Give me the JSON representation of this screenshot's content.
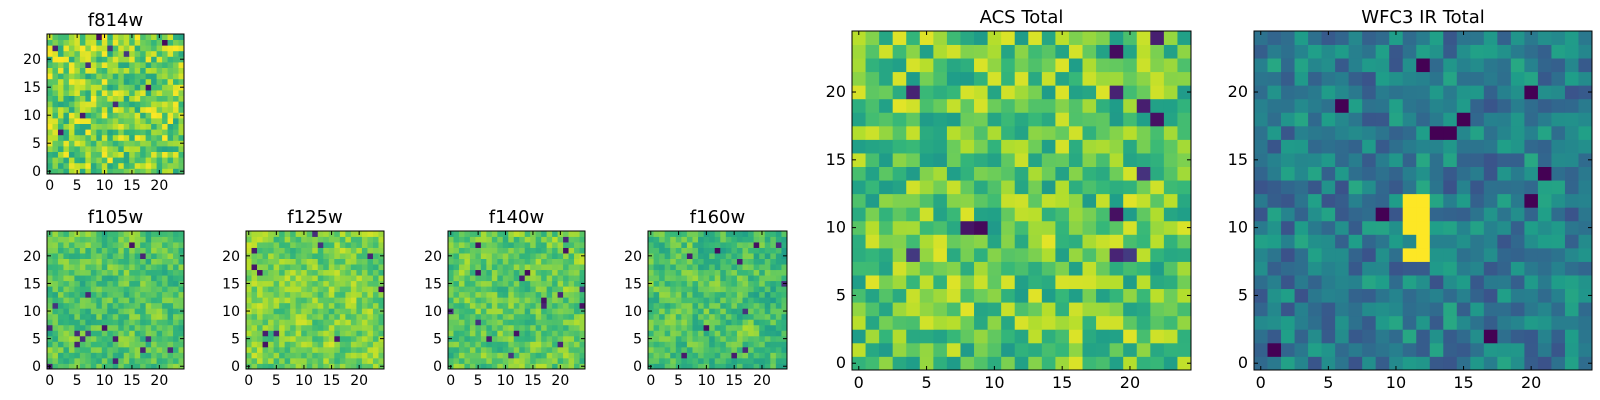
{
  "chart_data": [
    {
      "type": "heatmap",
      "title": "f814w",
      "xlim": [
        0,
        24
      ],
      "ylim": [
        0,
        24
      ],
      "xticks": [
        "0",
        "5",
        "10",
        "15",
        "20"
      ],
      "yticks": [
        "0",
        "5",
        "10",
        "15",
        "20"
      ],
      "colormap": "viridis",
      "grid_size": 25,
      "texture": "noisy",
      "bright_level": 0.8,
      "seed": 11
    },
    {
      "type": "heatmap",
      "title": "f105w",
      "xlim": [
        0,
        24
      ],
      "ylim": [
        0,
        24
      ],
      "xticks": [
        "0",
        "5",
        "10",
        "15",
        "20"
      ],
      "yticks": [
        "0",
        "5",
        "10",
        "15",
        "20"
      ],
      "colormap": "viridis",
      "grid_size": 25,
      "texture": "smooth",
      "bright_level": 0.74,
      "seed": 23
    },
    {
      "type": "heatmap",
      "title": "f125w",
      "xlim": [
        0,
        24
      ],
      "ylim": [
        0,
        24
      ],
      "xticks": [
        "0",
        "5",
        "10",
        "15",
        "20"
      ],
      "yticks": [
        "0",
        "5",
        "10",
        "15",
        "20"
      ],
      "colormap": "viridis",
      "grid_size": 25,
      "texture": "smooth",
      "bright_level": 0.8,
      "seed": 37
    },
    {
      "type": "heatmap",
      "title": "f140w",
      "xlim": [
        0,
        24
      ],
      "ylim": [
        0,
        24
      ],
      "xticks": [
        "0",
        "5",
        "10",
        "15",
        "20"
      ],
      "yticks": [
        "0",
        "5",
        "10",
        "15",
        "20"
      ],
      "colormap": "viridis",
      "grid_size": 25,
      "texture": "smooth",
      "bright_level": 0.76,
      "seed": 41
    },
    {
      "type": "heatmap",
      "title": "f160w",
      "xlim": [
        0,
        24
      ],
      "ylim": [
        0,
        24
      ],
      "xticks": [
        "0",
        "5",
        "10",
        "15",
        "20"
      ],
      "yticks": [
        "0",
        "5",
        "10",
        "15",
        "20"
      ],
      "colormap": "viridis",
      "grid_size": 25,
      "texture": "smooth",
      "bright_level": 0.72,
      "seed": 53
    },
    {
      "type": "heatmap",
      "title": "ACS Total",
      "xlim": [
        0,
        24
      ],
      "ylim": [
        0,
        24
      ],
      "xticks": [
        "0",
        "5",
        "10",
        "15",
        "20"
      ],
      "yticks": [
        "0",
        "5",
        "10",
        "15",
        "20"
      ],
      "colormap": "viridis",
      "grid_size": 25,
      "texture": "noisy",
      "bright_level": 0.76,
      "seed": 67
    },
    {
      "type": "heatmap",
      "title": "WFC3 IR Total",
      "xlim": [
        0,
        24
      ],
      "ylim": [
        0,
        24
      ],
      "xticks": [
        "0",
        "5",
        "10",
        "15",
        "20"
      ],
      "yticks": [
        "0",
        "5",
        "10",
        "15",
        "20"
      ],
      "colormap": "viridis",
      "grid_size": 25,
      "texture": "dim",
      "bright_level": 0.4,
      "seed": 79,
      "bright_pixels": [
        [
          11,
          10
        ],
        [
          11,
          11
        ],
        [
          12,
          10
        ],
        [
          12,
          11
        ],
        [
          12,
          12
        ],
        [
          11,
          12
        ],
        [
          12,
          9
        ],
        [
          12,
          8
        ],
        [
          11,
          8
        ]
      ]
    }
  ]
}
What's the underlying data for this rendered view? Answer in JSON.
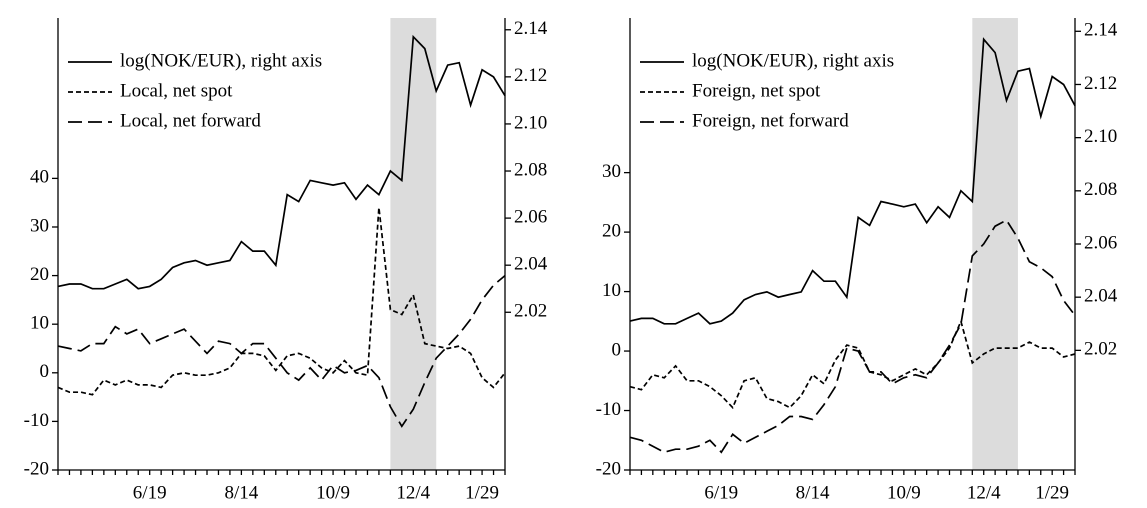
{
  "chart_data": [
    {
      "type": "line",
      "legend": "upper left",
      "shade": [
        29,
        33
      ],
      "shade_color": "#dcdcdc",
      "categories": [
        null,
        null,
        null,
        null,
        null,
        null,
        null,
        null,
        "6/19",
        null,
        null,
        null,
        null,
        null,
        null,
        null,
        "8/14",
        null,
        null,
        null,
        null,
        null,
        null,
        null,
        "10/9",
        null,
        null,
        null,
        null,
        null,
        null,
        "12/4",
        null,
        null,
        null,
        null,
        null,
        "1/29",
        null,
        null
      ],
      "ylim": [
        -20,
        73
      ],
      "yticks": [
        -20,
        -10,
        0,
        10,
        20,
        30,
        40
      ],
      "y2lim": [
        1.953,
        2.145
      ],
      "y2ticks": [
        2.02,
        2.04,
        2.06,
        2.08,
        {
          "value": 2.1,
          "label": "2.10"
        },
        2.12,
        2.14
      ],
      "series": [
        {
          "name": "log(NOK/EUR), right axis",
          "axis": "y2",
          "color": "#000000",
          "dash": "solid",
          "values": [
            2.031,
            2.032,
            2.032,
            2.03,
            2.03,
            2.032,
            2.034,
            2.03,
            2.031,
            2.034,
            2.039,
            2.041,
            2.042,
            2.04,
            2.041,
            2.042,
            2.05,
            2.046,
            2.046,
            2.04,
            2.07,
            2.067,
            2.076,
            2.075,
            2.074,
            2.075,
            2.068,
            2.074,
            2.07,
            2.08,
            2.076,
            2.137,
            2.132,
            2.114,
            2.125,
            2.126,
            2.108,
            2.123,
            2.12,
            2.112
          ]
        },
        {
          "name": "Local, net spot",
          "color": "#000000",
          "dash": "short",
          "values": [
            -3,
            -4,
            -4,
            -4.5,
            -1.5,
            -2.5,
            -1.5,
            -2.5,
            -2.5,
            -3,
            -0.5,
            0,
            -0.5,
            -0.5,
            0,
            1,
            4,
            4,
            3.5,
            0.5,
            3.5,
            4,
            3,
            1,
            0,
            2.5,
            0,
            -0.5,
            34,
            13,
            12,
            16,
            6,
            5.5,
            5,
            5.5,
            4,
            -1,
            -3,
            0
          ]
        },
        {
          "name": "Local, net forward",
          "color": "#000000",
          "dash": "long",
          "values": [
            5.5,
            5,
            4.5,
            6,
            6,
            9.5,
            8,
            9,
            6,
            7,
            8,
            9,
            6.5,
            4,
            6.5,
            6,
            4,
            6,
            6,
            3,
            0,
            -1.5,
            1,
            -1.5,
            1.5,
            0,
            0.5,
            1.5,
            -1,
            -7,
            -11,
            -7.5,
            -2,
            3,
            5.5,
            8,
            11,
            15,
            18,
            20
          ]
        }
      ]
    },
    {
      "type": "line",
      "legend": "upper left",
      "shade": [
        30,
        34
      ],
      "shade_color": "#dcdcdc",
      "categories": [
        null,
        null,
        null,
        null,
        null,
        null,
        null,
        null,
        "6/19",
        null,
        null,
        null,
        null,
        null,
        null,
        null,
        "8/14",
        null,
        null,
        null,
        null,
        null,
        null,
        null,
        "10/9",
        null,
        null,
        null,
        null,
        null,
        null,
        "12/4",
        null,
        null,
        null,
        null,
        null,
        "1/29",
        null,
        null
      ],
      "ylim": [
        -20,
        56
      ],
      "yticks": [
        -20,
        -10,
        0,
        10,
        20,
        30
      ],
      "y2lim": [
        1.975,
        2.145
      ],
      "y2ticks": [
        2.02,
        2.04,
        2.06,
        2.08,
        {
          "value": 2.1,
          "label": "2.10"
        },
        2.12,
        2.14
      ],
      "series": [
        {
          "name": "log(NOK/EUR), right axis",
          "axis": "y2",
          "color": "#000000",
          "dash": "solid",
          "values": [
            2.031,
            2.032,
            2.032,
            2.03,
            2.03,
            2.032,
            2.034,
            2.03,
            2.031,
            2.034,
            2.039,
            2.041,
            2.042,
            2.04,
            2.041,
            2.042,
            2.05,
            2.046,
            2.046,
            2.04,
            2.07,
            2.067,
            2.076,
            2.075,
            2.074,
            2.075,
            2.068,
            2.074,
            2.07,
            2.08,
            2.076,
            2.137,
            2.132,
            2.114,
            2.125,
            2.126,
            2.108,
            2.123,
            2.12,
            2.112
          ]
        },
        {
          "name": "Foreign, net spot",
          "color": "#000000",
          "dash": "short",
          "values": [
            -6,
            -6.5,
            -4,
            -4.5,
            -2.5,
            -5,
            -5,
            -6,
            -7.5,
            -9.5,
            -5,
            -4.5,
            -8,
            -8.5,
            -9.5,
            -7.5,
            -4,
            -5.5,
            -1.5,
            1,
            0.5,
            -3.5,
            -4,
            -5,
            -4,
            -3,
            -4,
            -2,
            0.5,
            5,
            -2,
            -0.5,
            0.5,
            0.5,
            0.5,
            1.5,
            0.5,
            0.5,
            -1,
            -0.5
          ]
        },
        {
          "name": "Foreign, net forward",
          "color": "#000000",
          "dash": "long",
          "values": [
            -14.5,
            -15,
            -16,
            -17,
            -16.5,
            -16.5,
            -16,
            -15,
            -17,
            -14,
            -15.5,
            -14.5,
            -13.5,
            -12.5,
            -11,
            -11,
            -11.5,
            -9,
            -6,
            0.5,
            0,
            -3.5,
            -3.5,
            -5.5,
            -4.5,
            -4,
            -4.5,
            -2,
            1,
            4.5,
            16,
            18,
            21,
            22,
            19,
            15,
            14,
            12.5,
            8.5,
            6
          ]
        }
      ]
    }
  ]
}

#### [Work required]
Copy out the lines in which the string "title" appears.

#### [Task result]
      "title": "f814w",
      "title": "f105w",
      "title": "f125w",
      "title": "f140w",
      "title": "f160w",
      "title": "ACS Total",
      "title": "WFC3 IR Total",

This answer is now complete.